Extracted entries —
•••••

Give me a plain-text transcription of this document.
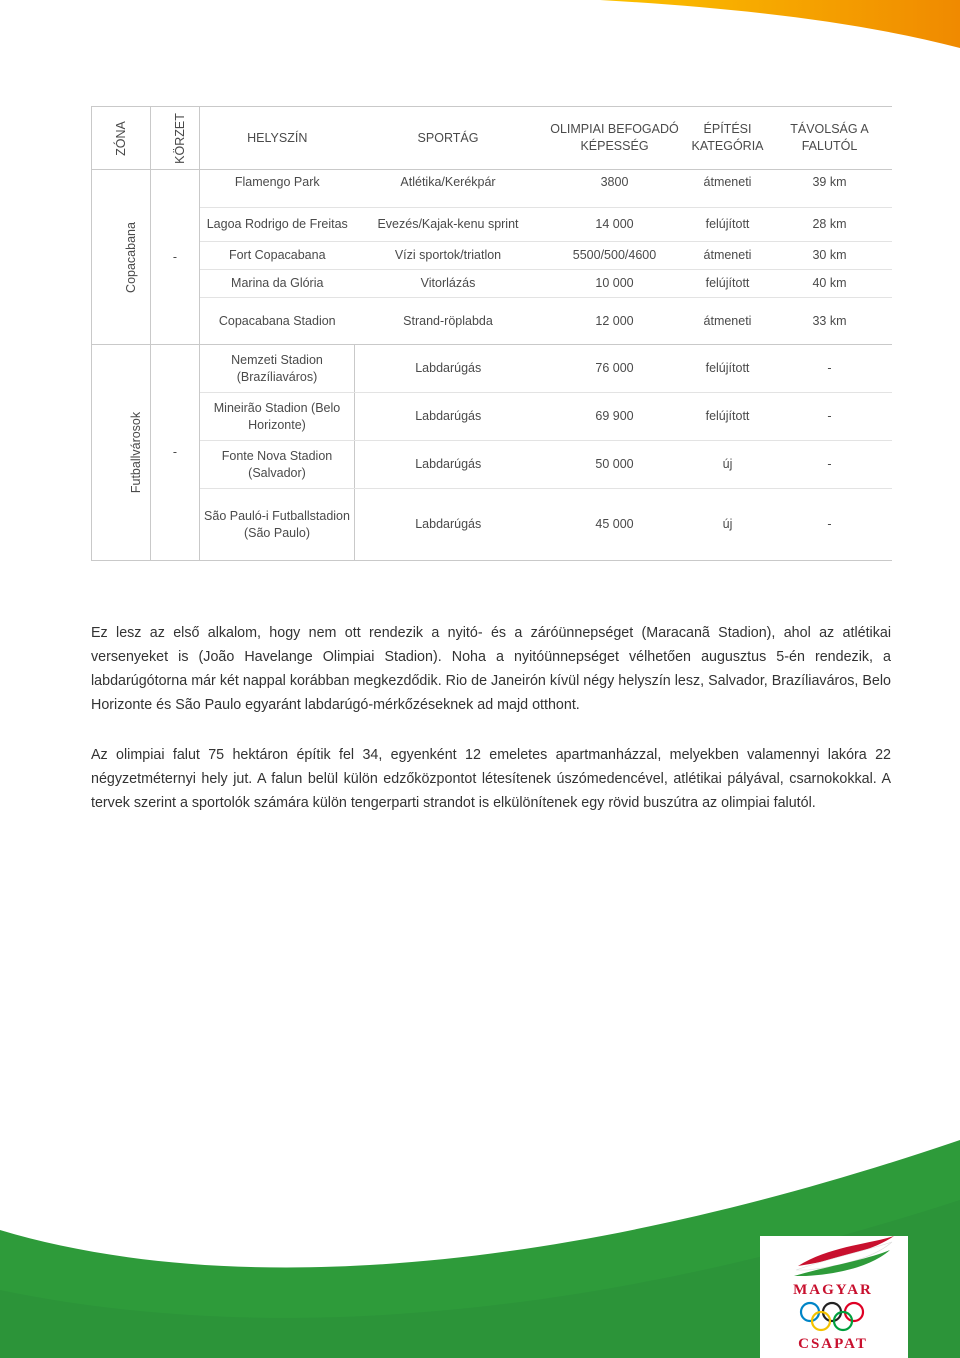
ZÓNA	KÖRZET	HELYSZÍN	SPORTÁG	OLIMPIAI BEFOGADÓ KÉPESSÉG	ÉPÍTÉSI KATEGÓRIA	TÁVOLSÁG A FALUTÓL
Copacabana	-	Flamengo Park	Atlétika/Kerékpár	3800	átmeneti	39 km

		Lagoa Rodrigo de Freitas	Evezés/Kajak-kenu sprint	14 000	felújított	28 km
		Fort Copacabana	Vízi sportok/triatlon	5500/500/4600	átmeneti	30 km
		Marina da Glória	Vitorlázás	10 000	felújított	40 km
		Copacabana Stadion	Strand-röplabda	12 000	átmeneti	33 km
Futballvárosok	-	Nemzeti Stadion (Brazíliaváros)	Labdarúgás	76 000	felújított	-
		Mineirão Stadion (Belo Horizonte)	Labdarúgás	69 900	felújított	-
		Fonte Nova Stadion (Salvador)	Labdarúgás	50 000	új	-
		São Pauló-i Futballstadion (São Paulo)	Labdarúgás	45 000	új	-

Ez lesz az első alkalom, hogy nem ott rendezik a nyitó- és a záróünnepséget (Maracanã Stadion), ahol az atlétikai versenyeket is (João Havelange Olimpiai Stadion). Noha a nyitóünnepséget vélhetően augusztus 5-én rendezik, a labdarúgótorna már két nappal korábban megkezdődik. Rio de Janeirón kívül négy helyszín lesz, Salvador, Brazíliaváros, Belo Horizonte és São Paulo egyaránt labdarúgó-mérkőzéseknek ad majd otthont.

Az olimpiai falut 75 hektáron építik fel 34, egyenként 12 emeletes apartmanházzal, melyekben valamennyi lakóra 22 négyzetméternyi hely jut. A falun belül külön edzőközpontot létesítenek úszómedencével, atlétikai pályával, csarnokokkal. A tervek szerint a sportolók számára külön tengerparti strandot is elkülönítenek egy rövid buszútra az olimpiai falutól.

MAGYAR
CSAPAT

•••••

Written instruction — Reproduce all the entries that precede this task, word for word, minus any pictures.

Task solution —
Give me a plain-text transcription of this document.
ZÓNA	KÖRZET	HELYSZÍN	SPORTÁG	OLIMPIAI BEFOGADÓ KÉPESSÉG	ÉPÍTÉSI KATEGÓRIA	TÁVOLSÁG A FALUTÓL
Copacabana	-	Flamengo Park	Atlétika/Kerékpár	3800	átmeneti	39 km

		Lagoa Rodrigo de Freitas	Evezés/Kajak-kenu sprint	14 000	felújított	28 km
		Fort Copacabana	Vízi sportok/triatlon	5500/500/4600	átmeneti	30 km
		Marina da Glória	Vitorlázás	10 000	felújított	40 km
		Copacabana Stadion	Strand-röplabda	12 000	átmeneti	33 km
Futballvárosok	-	Nemzeti Stadion (Brazíliaváros)	Labdarúgás	76 000	felújított	-
		Mineirão Stadion (Belo Horizonte)	Labdarúgás	69 900	felújított	-
		Fonte Nova Stadion (Salvador)	Labdarúgás	50 000	új	-
		São Pauló-i Futballstadion (São Paulo)	Labdarúgás	45 000	új	-

Ez lesz az első alkalom, hogy nem ott rendezik a nyitó- és a záróünnepséget (Maracanã Stadion), ahol az atlétikai versenyeket is (João Havelange Olimpiai Stadion). Noha a nyitóünnepséget vélhetően augusztus 5-én rendezik, a labdarúgótorna már két nappal korábban megkezdődik. Rio de Janeirón kívül négy helyszín lesz, Salvador, Brazíliaváros, Belo Horizonte és São Paulo egyaránt labdarúgó-mérkőzéseknek ad majd otthont.

Az olimpiai falut 75 hektáron építik fel 34, egyenként 12 emeletes apartmanházzal, melyekben valamennyi lakóra 22 négyzetméternyi hely jut. A falun belül külön edzőközpontot létesítenek úszómedencével, atlétikai pályával, csarnokokkal. A tervek szerint a sportolók számára külön tengerparti strandot is elkülönítenek egy rövid buszútra az olimpiai falutól.

MAGYAR
CSAPAT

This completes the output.